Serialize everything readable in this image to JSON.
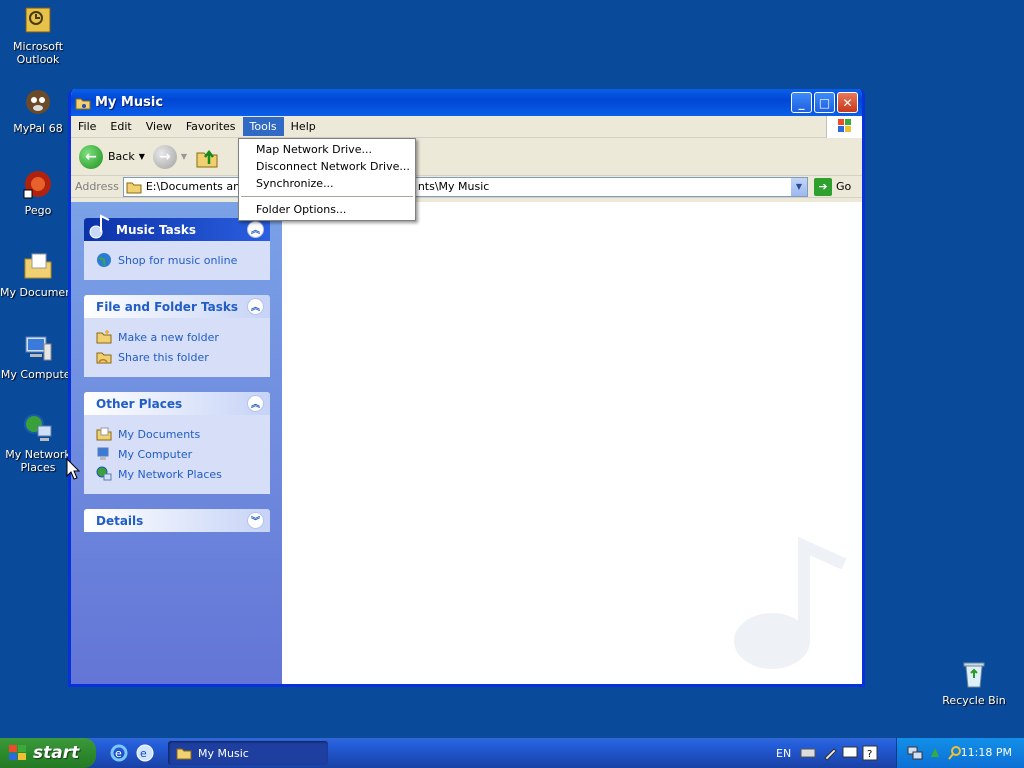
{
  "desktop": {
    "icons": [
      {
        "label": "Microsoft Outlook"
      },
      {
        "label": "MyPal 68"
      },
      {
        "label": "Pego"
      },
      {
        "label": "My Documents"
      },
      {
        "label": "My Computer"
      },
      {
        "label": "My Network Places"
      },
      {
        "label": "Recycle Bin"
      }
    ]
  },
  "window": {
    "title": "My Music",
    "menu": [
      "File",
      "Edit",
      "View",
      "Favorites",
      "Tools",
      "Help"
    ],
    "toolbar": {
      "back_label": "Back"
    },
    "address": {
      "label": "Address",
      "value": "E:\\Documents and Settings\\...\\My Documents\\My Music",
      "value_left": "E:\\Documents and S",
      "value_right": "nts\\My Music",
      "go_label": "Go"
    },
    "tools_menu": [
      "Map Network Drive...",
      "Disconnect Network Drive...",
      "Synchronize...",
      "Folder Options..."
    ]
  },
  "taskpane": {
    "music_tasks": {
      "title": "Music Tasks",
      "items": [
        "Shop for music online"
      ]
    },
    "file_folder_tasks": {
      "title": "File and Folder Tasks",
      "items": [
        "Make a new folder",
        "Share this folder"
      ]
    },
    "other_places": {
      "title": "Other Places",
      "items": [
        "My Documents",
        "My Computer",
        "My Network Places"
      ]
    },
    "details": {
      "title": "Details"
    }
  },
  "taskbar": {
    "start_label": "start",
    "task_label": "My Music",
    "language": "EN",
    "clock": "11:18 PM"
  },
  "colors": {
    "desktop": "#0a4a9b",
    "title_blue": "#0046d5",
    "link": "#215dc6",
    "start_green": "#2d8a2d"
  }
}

Exercise requirements
Any pictures should be dropped; transcribe the rest of the records above exactly.

Response to the task
Serialize everything readable in this image to JSON.
{
  "desktop": {
    "icons": [
      {
        "label": "Microsoft Outlook"
      },
      {
        "label": "MyPal 68"
      },
      {
        "label": "Pego"
      },
      {
        "label": "My Documents"
      },
      {
        "label": "My Computer"
      },
      {
        "label": "My Network Places"
      },
      {
        "label": "Recycle Bin"
      }
    ]
  },
  "window": {
    "title": "My Music",
    "menu": [
      "File",
      "Edit",
      "View",
      "Favorites",
      "Tools",
      "Help"
    ],
    "toolbar": {
      "back_label": "Back"
    },
    "address": {
      "label": "Address",
      "value": "E:\\Documents and Settings\\...\\My Documents\\My Music",
      "value_left": "E:\\Documents and S",
      "value_right": "nts\\My Music",
      "go_label": "Go"
    },
    "tools_menu": [
      "Map Network Drive...",
      "Disconnect Network Drive...",
      "Synchronize...",
      "Folder Options..."
    ]
  },
  "taskpane": {
    "music_tasks": {
      "title": "Music Tasks",
      "items": [
        "Shop for music online"
      ]
    },
    "file_folder_tasks": {
      "title": "File and Folder Tasks",
      "items": [
        "Make a new folder",
        "Share this folder"
      ]
    },
    "other_places": {
      "title": "Other Places",
      "items": [
        "My Documents",
        "My Computer",
        "My Network Places"
      ]
    },
    "details": {
      "title": "Details"
    }
  },
  "taskbar": {
    "start_label": "start",
    "task_label": "My Music",
    "language": "EN",
    "clock": "11:18 PM"
  },
  "colors": {
    "desktop": "#0a4a9b",
    "title_blue": "#0046d5",
    "link": "#215dc6",
    "start_green": "#2d8a2d"
  }
}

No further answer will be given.